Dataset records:

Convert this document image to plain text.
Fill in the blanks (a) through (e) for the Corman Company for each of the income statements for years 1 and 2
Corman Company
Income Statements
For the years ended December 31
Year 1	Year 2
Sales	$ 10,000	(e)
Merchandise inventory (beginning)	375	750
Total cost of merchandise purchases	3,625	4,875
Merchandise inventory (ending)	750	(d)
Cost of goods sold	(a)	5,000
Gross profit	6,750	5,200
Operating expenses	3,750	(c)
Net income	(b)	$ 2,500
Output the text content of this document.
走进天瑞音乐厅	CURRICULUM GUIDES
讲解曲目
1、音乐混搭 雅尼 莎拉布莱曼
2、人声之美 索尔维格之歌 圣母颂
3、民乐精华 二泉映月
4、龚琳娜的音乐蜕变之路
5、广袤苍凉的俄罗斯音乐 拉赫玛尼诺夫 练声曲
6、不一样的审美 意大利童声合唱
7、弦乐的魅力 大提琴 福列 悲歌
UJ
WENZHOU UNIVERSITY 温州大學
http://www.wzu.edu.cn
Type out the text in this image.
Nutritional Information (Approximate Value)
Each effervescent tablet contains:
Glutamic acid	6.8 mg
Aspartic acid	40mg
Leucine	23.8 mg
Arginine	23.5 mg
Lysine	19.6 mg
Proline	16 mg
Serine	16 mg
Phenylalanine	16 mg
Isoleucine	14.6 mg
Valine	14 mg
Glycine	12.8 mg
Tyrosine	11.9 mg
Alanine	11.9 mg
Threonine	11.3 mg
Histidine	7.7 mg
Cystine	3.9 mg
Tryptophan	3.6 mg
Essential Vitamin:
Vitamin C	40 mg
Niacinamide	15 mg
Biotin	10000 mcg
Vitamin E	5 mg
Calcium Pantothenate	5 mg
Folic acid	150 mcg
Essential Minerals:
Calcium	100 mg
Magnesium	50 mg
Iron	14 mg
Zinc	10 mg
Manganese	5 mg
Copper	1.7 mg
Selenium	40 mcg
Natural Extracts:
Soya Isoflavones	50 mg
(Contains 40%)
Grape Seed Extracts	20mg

--

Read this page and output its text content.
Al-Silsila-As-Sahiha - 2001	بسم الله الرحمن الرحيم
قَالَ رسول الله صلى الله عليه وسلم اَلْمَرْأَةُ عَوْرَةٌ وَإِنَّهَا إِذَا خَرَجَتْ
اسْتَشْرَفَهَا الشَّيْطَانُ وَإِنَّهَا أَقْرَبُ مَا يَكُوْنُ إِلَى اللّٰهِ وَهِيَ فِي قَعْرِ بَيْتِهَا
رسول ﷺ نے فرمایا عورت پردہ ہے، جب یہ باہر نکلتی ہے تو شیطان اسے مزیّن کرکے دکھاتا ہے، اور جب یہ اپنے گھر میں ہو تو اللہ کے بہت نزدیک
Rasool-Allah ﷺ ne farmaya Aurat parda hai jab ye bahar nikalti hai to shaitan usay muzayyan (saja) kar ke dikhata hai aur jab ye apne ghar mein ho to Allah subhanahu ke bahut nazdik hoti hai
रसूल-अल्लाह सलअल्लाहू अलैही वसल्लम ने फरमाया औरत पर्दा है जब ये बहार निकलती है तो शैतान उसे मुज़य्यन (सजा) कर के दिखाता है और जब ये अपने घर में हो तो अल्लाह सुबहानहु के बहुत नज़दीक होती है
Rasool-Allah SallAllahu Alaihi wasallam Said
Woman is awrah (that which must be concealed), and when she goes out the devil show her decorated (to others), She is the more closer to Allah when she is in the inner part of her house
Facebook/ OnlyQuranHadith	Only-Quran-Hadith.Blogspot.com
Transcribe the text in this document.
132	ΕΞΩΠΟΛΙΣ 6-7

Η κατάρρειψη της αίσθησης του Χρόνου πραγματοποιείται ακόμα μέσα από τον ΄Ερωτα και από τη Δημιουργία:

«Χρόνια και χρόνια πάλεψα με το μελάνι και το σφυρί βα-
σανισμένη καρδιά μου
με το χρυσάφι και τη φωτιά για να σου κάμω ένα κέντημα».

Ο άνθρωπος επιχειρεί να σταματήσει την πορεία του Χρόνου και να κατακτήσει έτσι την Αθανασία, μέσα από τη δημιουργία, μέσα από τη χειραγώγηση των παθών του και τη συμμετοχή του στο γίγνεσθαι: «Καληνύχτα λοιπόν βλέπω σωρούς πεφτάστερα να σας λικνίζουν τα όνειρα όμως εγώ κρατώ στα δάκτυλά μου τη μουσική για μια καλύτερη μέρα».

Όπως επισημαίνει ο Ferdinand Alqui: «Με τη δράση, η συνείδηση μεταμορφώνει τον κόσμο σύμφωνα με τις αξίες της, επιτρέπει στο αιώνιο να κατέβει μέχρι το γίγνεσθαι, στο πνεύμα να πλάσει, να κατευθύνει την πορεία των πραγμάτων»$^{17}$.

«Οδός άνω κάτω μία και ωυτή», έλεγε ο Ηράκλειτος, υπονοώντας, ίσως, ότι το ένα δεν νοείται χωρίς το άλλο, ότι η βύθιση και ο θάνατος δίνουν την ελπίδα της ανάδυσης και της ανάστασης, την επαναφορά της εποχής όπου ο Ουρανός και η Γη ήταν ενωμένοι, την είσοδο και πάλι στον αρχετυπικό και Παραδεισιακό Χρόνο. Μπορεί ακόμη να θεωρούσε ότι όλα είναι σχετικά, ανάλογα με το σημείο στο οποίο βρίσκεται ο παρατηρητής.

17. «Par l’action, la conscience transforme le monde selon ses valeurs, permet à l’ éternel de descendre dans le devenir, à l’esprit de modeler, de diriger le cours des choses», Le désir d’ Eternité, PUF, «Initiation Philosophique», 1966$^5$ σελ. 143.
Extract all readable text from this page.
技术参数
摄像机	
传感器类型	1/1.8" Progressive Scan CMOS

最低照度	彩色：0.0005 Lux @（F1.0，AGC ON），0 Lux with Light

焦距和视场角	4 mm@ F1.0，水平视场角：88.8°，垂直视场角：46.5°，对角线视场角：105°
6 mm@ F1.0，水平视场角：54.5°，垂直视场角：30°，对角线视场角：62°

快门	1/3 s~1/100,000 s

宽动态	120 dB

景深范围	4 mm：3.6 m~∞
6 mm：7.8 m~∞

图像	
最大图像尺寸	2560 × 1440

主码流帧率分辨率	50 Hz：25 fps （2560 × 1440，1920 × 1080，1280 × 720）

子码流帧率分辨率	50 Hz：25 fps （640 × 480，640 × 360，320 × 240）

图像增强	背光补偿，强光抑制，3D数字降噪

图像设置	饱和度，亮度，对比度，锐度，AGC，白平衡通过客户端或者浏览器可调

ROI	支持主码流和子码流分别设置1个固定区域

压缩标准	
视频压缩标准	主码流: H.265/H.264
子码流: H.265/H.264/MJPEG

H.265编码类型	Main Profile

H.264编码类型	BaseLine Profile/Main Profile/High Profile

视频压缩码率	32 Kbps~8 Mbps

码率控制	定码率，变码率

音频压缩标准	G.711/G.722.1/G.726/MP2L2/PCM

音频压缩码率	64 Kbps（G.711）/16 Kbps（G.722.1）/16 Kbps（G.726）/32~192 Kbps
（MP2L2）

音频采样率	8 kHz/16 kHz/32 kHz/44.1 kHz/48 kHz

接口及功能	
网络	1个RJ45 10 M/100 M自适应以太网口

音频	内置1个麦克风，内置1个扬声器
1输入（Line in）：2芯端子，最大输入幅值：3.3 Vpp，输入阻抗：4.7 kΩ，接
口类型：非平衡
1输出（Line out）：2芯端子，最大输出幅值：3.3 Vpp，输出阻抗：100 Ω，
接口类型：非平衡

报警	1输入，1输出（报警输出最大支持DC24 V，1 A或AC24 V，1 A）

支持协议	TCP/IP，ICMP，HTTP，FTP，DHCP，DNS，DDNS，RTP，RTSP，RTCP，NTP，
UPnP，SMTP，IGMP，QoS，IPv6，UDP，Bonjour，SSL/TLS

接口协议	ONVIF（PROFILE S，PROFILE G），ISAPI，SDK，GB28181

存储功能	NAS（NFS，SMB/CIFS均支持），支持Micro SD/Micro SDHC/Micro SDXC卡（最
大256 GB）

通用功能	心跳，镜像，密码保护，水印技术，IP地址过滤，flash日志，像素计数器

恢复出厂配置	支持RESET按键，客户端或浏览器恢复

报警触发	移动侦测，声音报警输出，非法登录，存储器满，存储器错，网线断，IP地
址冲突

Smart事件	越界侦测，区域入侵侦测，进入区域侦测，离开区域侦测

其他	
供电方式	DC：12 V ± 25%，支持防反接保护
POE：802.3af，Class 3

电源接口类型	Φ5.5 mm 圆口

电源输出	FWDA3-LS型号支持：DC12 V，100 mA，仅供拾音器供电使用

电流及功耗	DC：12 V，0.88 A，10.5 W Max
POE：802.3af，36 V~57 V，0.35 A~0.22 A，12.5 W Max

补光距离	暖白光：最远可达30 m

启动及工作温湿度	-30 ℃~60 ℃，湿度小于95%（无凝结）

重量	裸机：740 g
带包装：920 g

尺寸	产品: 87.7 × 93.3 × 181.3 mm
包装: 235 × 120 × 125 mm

» **INSTRUCTION**
Copy and report every line where the word "page" is present.

» **RESPONSE**
Read this page and output its text content.
Extract all readable text from this page.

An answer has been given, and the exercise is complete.